▶ EXERCISE DATA
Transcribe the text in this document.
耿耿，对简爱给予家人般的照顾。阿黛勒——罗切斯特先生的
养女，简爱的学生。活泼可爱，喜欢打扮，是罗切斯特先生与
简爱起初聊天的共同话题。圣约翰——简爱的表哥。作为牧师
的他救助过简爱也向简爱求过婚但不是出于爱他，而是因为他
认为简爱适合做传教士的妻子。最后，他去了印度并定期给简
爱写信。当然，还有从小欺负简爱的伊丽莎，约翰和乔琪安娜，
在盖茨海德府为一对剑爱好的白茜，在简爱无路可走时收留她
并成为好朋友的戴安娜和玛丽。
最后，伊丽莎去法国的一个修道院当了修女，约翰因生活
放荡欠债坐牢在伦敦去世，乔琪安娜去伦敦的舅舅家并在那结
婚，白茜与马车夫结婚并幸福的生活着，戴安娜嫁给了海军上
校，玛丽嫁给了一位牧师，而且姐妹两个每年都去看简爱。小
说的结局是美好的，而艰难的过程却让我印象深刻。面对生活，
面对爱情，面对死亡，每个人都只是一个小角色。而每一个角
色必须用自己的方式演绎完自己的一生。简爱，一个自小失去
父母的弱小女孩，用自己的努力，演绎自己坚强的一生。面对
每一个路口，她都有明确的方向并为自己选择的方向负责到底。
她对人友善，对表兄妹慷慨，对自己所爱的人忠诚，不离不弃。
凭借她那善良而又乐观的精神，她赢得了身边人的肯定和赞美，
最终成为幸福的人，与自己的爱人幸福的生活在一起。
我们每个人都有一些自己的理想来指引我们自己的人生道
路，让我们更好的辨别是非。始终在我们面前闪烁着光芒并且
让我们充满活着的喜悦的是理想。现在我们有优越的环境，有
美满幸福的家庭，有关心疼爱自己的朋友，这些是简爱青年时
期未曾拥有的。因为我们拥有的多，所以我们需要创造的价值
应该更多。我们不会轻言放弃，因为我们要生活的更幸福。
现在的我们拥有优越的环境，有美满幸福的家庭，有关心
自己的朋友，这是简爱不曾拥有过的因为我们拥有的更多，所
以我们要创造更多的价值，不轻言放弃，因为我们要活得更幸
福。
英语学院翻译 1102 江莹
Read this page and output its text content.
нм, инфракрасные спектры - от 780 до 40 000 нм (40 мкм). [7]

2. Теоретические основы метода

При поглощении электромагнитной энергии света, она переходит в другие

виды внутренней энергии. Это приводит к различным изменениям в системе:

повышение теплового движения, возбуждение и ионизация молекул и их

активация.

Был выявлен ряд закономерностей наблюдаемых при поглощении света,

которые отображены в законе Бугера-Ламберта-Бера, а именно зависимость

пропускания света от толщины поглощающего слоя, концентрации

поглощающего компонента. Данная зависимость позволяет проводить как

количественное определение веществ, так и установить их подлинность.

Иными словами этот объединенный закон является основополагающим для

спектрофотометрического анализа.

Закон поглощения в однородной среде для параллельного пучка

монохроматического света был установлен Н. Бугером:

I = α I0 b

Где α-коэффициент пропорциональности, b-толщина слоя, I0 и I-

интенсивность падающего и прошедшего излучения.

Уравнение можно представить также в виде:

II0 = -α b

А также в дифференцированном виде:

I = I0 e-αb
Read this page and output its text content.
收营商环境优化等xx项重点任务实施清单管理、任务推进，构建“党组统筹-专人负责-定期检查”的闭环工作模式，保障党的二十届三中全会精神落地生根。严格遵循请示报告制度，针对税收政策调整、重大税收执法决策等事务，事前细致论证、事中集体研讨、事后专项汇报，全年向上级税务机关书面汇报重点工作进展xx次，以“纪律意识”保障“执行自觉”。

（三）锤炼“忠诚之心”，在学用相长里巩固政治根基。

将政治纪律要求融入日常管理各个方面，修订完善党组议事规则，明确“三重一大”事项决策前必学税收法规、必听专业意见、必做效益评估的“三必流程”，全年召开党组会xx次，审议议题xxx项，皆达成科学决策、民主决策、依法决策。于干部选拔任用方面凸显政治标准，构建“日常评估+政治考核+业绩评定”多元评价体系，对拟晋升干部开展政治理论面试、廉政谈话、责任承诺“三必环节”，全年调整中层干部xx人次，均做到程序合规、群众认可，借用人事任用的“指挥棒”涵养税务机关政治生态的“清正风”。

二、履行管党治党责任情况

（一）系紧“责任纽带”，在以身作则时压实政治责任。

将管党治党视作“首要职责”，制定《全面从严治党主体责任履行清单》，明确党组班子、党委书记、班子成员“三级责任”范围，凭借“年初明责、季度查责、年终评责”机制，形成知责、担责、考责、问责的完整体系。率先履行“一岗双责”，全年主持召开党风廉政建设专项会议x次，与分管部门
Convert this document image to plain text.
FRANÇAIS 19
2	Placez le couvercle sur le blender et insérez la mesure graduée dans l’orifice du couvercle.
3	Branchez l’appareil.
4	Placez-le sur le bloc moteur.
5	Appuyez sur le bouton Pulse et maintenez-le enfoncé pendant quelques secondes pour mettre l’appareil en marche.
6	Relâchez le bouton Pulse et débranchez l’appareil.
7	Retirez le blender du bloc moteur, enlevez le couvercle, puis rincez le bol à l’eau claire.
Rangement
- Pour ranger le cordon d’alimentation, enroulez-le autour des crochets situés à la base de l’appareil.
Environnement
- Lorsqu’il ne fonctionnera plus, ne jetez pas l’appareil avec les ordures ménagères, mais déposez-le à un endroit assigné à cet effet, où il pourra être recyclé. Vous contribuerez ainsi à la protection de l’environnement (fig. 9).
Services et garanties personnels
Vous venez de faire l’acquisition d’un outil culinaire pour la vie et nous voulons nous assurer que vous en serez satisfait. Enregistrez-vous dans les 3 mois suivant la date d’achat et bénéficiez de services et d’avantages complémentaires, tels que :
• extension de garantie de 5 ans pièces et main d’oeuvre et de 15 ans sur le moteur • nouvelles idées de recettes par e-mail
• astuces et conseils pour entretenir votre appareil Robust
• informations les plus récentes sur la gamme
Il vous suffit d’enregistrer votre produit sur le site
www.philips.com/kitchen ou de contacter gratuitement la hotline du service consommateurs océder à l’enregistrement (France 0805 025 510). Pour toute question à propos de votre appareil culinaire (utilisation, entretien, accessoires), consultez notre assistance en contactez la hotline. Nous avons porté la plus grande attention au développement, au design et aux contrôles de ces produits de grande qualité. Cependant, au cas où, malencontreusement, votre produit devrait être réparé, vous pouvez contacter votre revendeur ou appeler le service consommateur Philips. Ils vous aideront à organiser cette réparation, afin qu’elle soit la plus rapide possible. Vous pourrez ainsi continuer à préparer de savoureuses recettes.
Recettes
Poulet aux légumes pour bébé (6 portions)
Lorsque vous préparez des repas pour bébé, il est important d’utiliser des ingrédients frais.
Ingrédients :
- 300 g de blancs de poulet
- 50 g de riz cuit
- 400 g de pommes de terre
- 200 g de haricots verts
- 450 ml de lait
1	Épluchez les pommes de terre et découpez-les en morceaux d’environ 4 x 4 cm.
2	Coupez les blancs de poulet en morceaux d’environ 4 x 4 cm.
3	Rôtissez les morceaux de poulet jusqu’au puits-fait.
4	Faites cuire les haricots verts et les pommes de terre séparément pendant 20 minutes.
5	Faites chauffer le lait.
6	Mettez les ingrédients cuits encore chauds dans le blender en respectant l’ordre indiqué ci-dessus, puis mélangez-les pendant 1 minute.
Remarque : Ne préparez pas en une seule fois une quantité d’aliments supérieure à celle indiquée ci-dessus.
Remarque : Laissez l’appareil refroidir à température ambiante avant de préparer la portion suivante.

▶ WHAT IS REQUIRED
Go over the records above line by line and count those holding the word "виде". Reply only with the number.

▶ THE OUTPUT
2